**EXERCISE DETAILS**
Count each line in which the word "Erasmus" appears. Reply with the total and nothing more.

**EXERCISE DATA**
==*==

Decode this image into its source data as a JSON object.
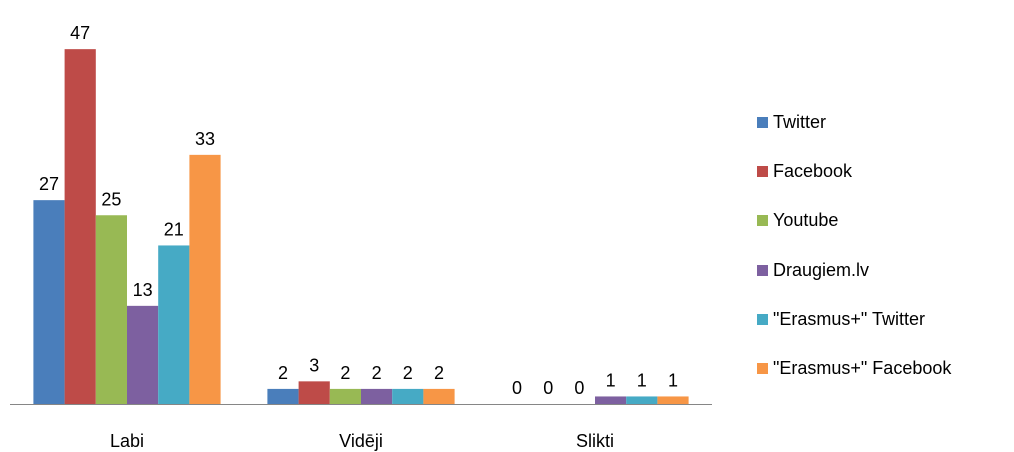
{
  "chart_data": {
    "type": "bar",
    "categories": [
      "Labi",
      "Vidēji",
      "Slikti"
    ],
    "series": [
      {
        "name": "Twitter",
        "values": [
          27,
          2,
          0
        ],
        "color": "#4a7ebb"
      },
      {
        "name": "Facebook",
        "values": [
          47,
          3,
          0
        ],
        "color": "#be4b48"
      },
      {
        "name": "Youtube",
        "values": [
          25,
          2,
          0
        ],
        "color": "#98b954"
      },
      {
        "name": "Draugiem.lv",
        "values": [
          13,
          2,
          1
        ],
        "color": "#7d60a0"
      },
      {
        "name": "\"Erasmus+\" Twitter",
        "values": [
          21,
          2,
          1
        ],
        "color": "#46aac5"
      },
      {
        "name": "\"Erasmus+\" Facebook",
        "values": [
          33,
          2,
          1
        ],
        "color": "#f79646"
      }
    ],
    "data_labels": true,
    "ylim": [
      0,
      50
    ],
    "legend_position": "right",
    "grid": false
  }
}
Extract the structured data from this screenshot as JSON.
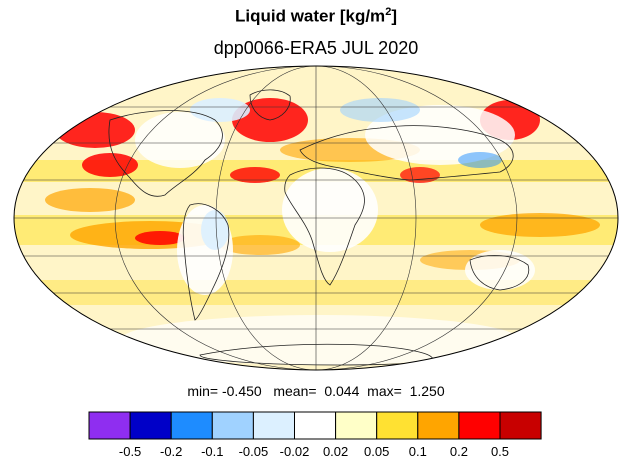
{
  "title": {
    "main": "Liquid water  [kg/m",
    "superscript": "2",
    "close": "]",
    "subtitle": "dpp0066-ERA5 JUL 2020"
  },
  "stats": {
    "min_label": "min=",
    "min_value": "-0.450",
    "mean_label": "mean=",
    "mean_value": "0.044",
    "max_label": "max=",
    "max_value": "1.250"
  },
  "colorbar": {
    "colors": [
      "#8f2ef0",
      "#0000c8",
      "#1e8cff",
      "#a0d2ff",
      "#dcf0ff",
      "#ffffff",
      "#ffffc8",
      "#ffe132",
      "#ffa500",
      "#ff0000",
      "#c80000"
    ],
    "labels": [
      "-0.5",
      "-0.2",
      "-0.1",
      "-0.05",
      "-0.02",
      "0.02",
      "0.05",
      "0.1",
      "0.2",
      "0.5"
    ]
  },
  "map": {
    "projection": "Mollweide",
    "background_color": "#fff5c8"
  }
}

==*==

**EXERCISE ANSWER**
2